---------- RECORDS FOR THE EXERCISE ----------
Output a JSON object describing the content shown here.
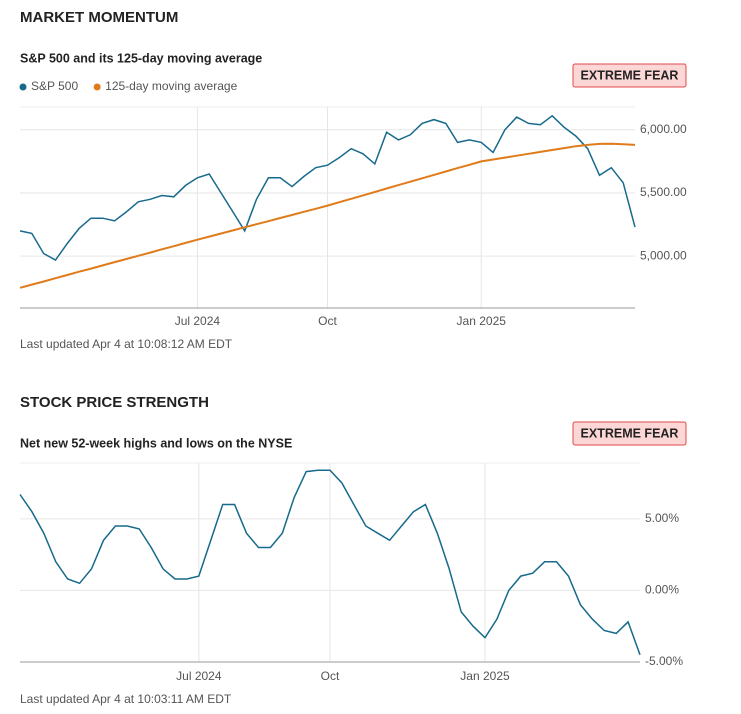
{
  "chart_data": [
    {
      "type": "line",
      "title": "MARKET MOMENTUM",
      "subtitle": "S&P 500 and its 125-day moving average",
      "badge": "EXTREME FEAR",
      "note": "Last updated Apr 4 at 10:08:12 AM EDT",
      "categories": [
        null,
        null,
        null,
        null,
        null,
        null,
        null,
        null,
        null,
        null,
        null,
        null,
        null,
        null,
        null,
        "Jul 2024",
        null,
        null,
        null,
        null,
        null,
        null,
        null,
        null,
        null,
        null,
        "Oct",
        null,
        null,
        null,
        null,
        null,
        null,
        null,
        null,
        null,
        null,
        null,
        null,
        "Jan 2025",
        null,
        null,
        null,
        null,
        null,
        null,
        null,
        null,
        null,
        null,
        null,
        null,
        null
      ],
      "series": [
        {
          "name": "S&P 500",
          "color": "#176a8c",
          "values": [
            5200,
            5180,
            5020,
            4970,
            5100,
            5220,
            5300,
            5300,
            5280,
            5350,
            5430,
            5450,
            5480,
            5470,
            5560,
            5620,
            5650,
            5500,
            5350,
            5200,
            5450,
            5620,
            5620,
            5550,
            5630,
            5700,
            5720,
            5780,
            5850,
            5810,
            5730,
            5980,
            5920,
            5960,
            6050,
            6080,
            6050,
            5900,
            5920,
            5900,
            5820,
            6000,
            6100,
            6050,
            6040,
            6110,
            6020,
            5950,
            5850,
            5640,
            5700,
            5580,
            5230
          ]
        },
        {
          "name": "125-day moving average",
          "color": "#e07b1a",
          "values": [
            4750,
            4775,
            4800,
            4826,
            4851,
            4877,
            4902,
            4927,
            4953,
            4978,
            5003,
            5028,
            5054,
            5079,
            5105,
            5130,
            5155,
            5179,
            5204,
            5228,
            5253,
            5277,
            5302,
            5326,
            5351,
            5375,
            5400,
            5427,
            5454,
            5481,
            5508,
            5535,
            5562,
            5589,
            5616,
            5643,
            5670,
            5697,
            5723,
            5750,
            5765,
            5780,
            5795,
            5810,
            5825,
            5840,
            5855,
            5870,
            5880,
            5888,
            5890,
            5886,
            5880
          ]
        }
      ],
      "ylim": [
        4590,
        6180
      ],
      "yticks": [
        {
          "value": 5000,
          "label": "5,000.00"
        },
        {
          "value": 5500,
          "label": "5,500.00"
        },
        {
          "value": 6000,
          "label": "6,000.00"
        }
      ],
      "grid": true,
      "legend": "top-left"
    },
    {
      "type": "line",
      "title": "STOCK PRICE STRENGTH",
      "subtitle": "Net new 52-week highs and lows on the NYSE",
      "badge": "EXTREME FEAR",
      "note": "Last updated Apr 4 at 10:03:11 AM EDT",
      "categories": [
        null,
        null,
        null,
        null,
        null,
        null,
        null,
        null,
        null,
        null,
        null,
        null,
        null,
        null,
        null,
        "Jul 2024",
        null,
        null,
        null,
        null,
        null,
        null,
        null,
        null,
        null,
        null,
        "Oct",
        null,
        null,
        null,
        null,
        null,
        null,
        null,
        null,
        null,
        null,
        null,
        null,
        "Jan 2025",
        null,
        null,
        null,
        null,
        null,
        null,
        null,
        null,
        null,
        null,
        null,
        null,
        null
      ],
      "series": [
        {
          "color": "#176a8c",
          "values": [
            6.7,
            5.5,
            4.0,
            2.0,
            0.8,
            0.5,
            1.5,
            3.5,
            4.5,
            4.5,
            4.3,
            3.0,
            1.5,
            0.8,
            0.8,
            1.0,
            3.5,
            6.0,
            6.0,
            4.0,
            3.0,
            3.0,
            4.0,
            6.5,
            8.3,
            8.4,
            8.4,
            7.5,
            6.0,
            4.5,
            4.0,
            3.5,
            4.5,
            5.5,
            6.0,
            4.0,
            1.5,
            -1.5,
            -2.5,
            -3.3,
            -2.0,
            0.0,
            1.0,
            1.2,
            2.0,
            2.0,
            1.0,
            -1.0,
            -2.0,
            -2.8,
            -3.0,
            -2.2,
            -4.5
          ]
        }
      ],
      "ylim": [
        -5,
        8.9
      ],
      "yticks": [
        {
          "value": -5,
          "label": "-5.00%"
        },
        {
          "value": 0,
          "label": "0.00%"
        },
        {
          "value": 5,
          "label": "5.00%"
        }
      ],
      "grid": true
    }
  ]
}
----------
Find the lines above holding the word "Last" and show them.

◆ RESULT
      "note": "Last updated Apr 4 at 10:08:12 AM EDT",
      "note": "Last updated Apr 4 at 10:03:11 AM EDT",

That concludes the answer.